[Items from a figure collection]
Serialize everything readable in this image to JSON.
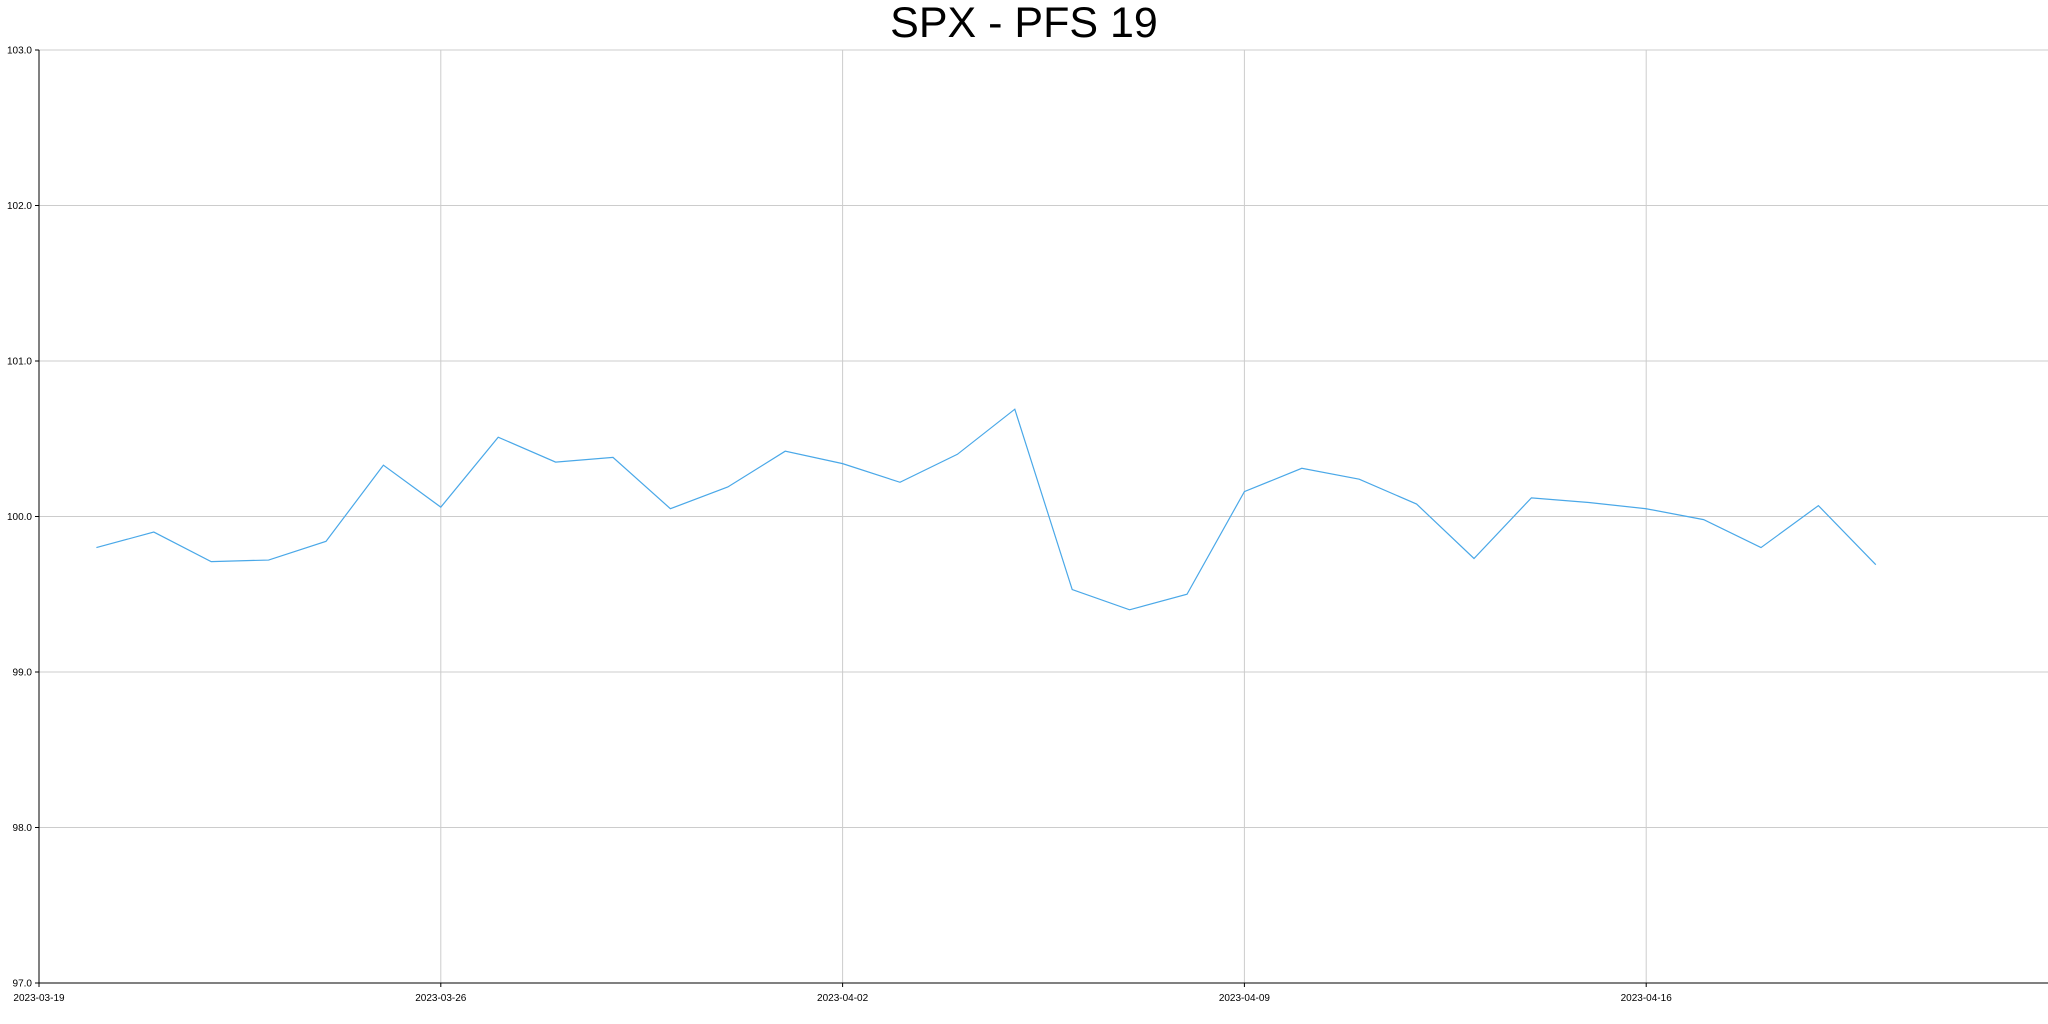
{
  "chart_data": {
    "type": "line",
    "title": "SPX - PFS 19",
    "xlabel": "",
    "ylabel": "",
    "ylim": [
      97.0,
      103.0
    ],
    "xlim": [
      "2023-03-19",
      "2023-04-23"
    ],
    "grid": true,
    "y_ticks": [
      "97.0",
      "98.0",
      "99.0",
      "100.0",
      "101.0",
      "102.0",
      "103.0"
    ],
    "x_ticks": [
      {
        "date": "2023-03-19",
        "label": "2023-03-19"
      },
      {
        "date": "2023-03-26",
        "label": "2023-03-26"
      },
      {
        "date": "2023-04-02",
        "label": "2023-04-02"
      },
      {
        "date": "2023-04-09",
        "label": "2023-04-09"
      },
      {
        "date": "2023-04-16",
        "label": "2023-04-16"
      }
    ],
    "series": [
      {
        "color": "#4aa8e8",
        "points": [
          {
            "x": "2023-03-20",
            "y": 99.8
          },
          {
            "x": "2023-03-21",
            "y": 99.9
          },
          {
            "x": "2023-03-22",
            "y": 99.71
          },
          {
            "x": "2023-03-23",
            "y": 99.72
          },
          {
            "x": "2023-03-24",
            "y": 99.84
          },
          {
            "x": "2023-03-25",
            "y": 100.33
          },
          {
            "x": "2023-03-26",
            "y": 100.06
          },
          {
            "x": "2023-03-27",
            "y": 100.51
          },
          {
            "x": "2023-03-28",
            "y": 100.35
          },
          {
            "x": "2023-03-29",
            "y": 100.38
          },
          {
            "x": "2023-03-30",
            "y": 100.05
          },
          {
            "x": "2023-03-31",
            "y": 100.19
          },
          {
            "x": "2023-04-01",
            "y": 100.42
          },
          {
            "x": "2023-04-02",
            "y": 100.34
          },
          {
            "x": "2023-04-03",
            "y": 100.22
          },
          {
            "x": "2023-04-04",
            "y": 100.4
          },
          {
            "x": "2023-04-05",
            "y": 100.69
          },
          {
            "x": "2023-04-06",
            "y": 99.53
          },
          {
            "x": "2023-04-07",
            "y": 99.4
          },
          {
            "x": "2023-04-08",
            "y": 99.5
          },
          {
            "x": "2023-04-09",
            "y": 100.16
          },
          {
            "x": "2023-04-10",
            "y": 100.31
          },
          {
            "x": "2023-04-11",
            "y": 100.24
          },
          {
            "x": "2023-04-12",
            "y": 100.08
          },
          {
            "x": "2023-04-13",
            "y": 99.73
          },
          {
            "x": "2023-04-14",
            "y": 100.12
          },
          {
            "x": "2023-04-15",
            "y": 100.09
          },
          {
            "x": "2023-04-16",
            "y": 100.05
          },
          {
            "x": "2023-04-17",
            "y": 99.98
          },
          {
            "x": "2023-04-18",
            "y": 99.8
          },
          {
            "x": "2023-04-19",
            "y": 100.07
          },
          {
            "x": "2023-04-20",
            "y": 99.69
          }
        ]
      }
    ]
  }
}
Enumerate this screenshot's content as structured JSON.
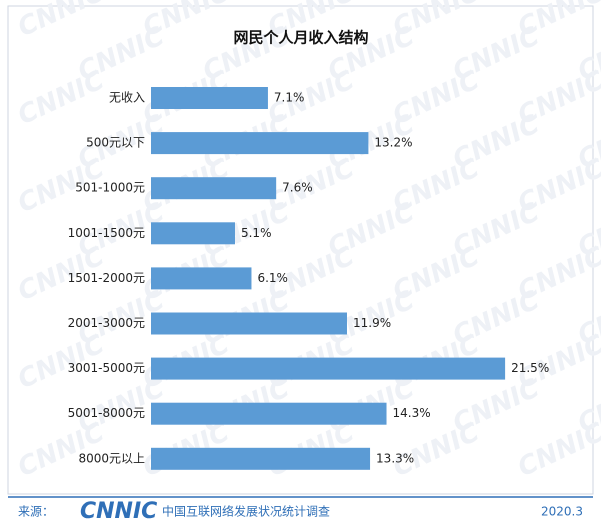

Aim of the task
Copy out the listing exactly as it stands, but not the pictures.

Expected output
Serialize everything readable in this image to JSON.
{
  "chart_data": {
    "type": "line",
    "title": "SPX - PFS 19",
    "xlabel": "",
    "ylabel": "",
    "ylim": [
      97.0,
      103.0
    ],
    "xlim": [
      "2023-03-19",
      "2023-04-23"
    ],
    "grid": true,
    "y_ticks": [
      "97.0",
      "98.0",
      "99.0",
      "100.0",
      "101.0",
      "102.0",
      "103.0"
    ],
    "x_ticks": [
      {
        "date": "2023-03-19",
        "label": "2023-03-19"
      },
      {
        "date": "2023-03-26",
        "label": "2023-03-26"
      },
      {
        "date": "2023-04-02",
        "label": "2023-04-02"
      },
      {
        "date": "2023-04-09",
        "label": "2023-04-09"
      },
      {
        "date": "2023-04-16",
        "label": "2023-04-16"
      }
    ],
    "series": [
      {
        "color": "#4aa8e8",
        "points": [
          {
            "x": "2023-03-20",
            "y": 99.8
          },
          {
            "x": "2023-03-21",
            "y": 99.9
          },
          {
            "x": "2023-03-22",
            "y": 99.71
          },
          {
            "x": "2023-03-23",
            "y": 99.72
          },
          {
            "x": "2023-03-24",
            "y": 99.84
          },
          {
            "x": "2023-03-25",
            "y": 100.33
          },
          {
            "x": "2023-03-26",
            "y": 100.06
          },
          {
            "x": "2023-03-27",
            "y": 100.51
          },
          {
            "x": "2023-03-28",
            "y": 100.35
          },
          {
            "x": "2023-03-29",
            "y": 100.38
          },
          {
            "x": "2023-03-30",
            "y": 100.05
          },
          {
            "x": "2023-03-31",
            "y": 100.19
          },
          {
            "x": "2023-04-01",
            "y": 100.42
          },
          {
            "x": "2023-04-02",
            "y": 100.34
          },
          {
            "x": "2023-04-03",
            "y": 100.22
          },
          {
            "x": "2023-04-04",
            "y": 100.4
          },
          {
            "x": "2023-04-05",
            "y": 100.69
          },
          {
            "x": "2023-04-06",
            "y": 99.53
          },
          {
            "x": "2023-04-07",
            "y": 99.4
          },
          {
            "x": "2023-04-08",
            "y": 99.5
          },
          {
            "x": "2023-04-09",
            "y": 100.16
          },
          {
            "x": "2023-04-10",
            "y": 100.31
          },
          {
            "x": "2023-04-11",
            "y": 100.24
          },
          {
            "x": "2023-04-12",
            "y": 100.08
          },
          {
            "x": "2023-04-13",
            "y": 99.73
          },
          {
            "x": "2023-04-14",
            "y": 100.12
          },
          {
            "x": "2023-04-15",
            "y": 100.09
          },
          {
            "x": "2023-04-16",
            "y": 100.05
          },
          {
            "x": "2023-04-17",
            "y": 99.98
          },
          {
            "x": "2023-04-18",
            "y": 99.8
          },
          {
            "x": "2023-04-19",
            "y": 100.07
          },
          {
            "x": "2023-04-20",
            "y": 99.69
          }
        ]
      }
    ]
  }
}
Enumerate this screenshot's content as structured JSON.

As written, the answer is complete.